# Material provided
+++++
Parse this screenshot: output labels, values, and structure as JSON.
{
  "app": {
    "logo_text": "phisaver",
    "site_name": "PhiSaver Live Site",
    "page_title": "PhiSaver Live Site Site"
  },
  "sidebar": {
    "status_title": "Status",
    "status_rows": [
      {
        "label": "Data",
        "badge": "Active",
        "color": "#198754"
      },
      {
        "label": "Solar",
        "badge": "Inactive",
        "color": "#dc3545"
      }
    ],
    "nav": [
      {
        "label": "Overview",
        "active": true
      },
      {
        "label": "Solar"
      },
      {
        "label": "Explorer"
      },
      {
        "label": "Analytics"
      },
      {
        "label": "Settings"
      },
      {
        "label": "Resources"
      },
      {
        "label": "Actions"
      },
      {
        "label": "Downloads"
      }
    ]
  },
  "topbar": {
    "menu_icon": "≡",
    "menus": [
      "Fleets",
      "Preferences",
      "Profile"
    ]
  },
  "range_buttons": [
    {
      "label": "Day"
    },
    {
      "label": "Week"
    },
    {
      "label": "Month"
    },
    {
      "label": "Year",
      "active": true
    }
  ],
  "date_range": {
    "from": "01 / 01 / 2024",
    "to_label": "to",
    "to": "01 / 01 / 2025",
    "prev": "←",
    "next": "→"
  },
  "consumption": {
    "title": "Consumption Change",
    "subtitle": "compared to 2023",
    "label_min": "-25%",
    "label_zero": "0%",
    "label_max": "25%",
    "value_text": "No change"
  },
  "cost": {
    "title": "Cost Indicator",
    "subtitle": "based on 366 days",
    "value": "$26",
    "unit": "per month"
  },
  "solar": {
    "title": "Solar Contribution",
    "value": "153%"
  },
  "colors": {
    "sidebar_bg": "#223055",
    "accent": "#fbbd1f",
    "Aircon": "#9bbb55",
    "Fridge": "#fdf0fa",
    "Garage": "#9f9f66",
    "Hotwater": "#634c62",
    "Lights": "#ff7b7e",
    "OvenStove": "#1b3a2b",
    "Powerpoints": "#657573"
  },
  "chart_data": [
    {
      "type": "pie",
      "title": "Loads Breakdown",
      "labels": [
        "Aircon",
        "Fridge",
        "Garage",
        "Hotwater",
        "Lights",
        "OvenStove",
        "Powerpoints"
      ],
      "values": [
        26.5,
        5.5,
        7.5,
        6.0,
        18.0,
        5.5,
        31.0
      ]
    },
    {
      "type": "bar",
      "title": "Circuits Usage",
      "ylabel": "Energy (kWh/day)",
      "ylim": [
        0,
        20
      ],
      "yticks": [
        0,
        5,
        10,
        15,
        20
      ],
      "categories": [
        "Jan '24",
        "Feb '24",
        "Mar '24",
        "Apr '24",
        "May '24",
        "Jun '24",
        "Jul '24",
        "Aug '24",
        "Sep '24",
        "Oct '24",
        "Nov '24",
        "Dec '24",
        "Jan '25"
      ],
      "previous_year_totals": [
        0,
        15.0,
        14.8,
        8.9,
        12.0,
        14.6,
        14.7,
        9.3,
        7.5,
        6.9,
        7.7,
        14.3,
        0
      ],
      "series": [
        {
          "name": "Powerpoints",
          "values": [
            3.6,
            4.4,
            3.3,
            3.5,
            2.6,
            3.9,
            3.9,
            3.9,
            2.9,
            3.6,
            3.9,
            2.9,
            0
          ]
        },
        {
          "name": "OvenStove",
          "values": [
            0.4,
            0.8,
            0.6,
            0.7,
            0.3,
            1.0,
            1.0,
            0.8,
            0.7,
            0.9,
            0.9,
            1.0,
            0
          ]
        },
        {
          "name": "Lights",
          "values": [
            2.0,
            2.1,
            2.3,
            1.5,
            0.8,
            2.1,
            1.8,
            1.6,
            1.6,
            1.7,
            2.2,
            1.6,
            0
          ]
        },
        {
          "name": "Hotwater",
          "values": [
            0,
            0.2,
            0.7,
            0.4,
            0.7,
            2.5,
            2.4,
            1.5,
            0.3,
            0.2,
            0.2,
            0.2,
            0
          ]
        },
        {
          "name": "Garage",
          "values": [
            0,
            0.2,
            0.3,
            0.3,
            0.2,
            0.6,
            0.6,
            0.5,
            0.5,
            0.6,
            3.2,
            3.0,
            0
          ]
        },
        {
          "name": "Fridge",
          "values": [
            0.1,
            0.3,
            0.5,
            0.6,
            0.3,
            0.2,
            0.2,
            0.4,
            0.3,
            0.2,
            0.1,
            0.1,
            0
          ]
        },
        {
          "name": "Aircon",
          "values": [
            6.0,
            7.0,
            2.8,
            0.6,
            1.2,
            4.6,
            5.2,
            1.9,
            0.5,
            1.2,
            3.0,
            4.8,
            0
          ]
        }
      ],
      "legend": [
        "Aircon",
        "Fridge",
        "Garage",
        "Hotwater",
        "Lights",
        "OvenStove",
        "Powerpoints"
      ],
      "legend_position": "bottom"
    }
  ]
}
+++++
# Stated problem
Whichever lines contain the string "labels", select and copy them.

# The output
Parse this screenshot: output labels, values, and structure as JSON.
      "labels": [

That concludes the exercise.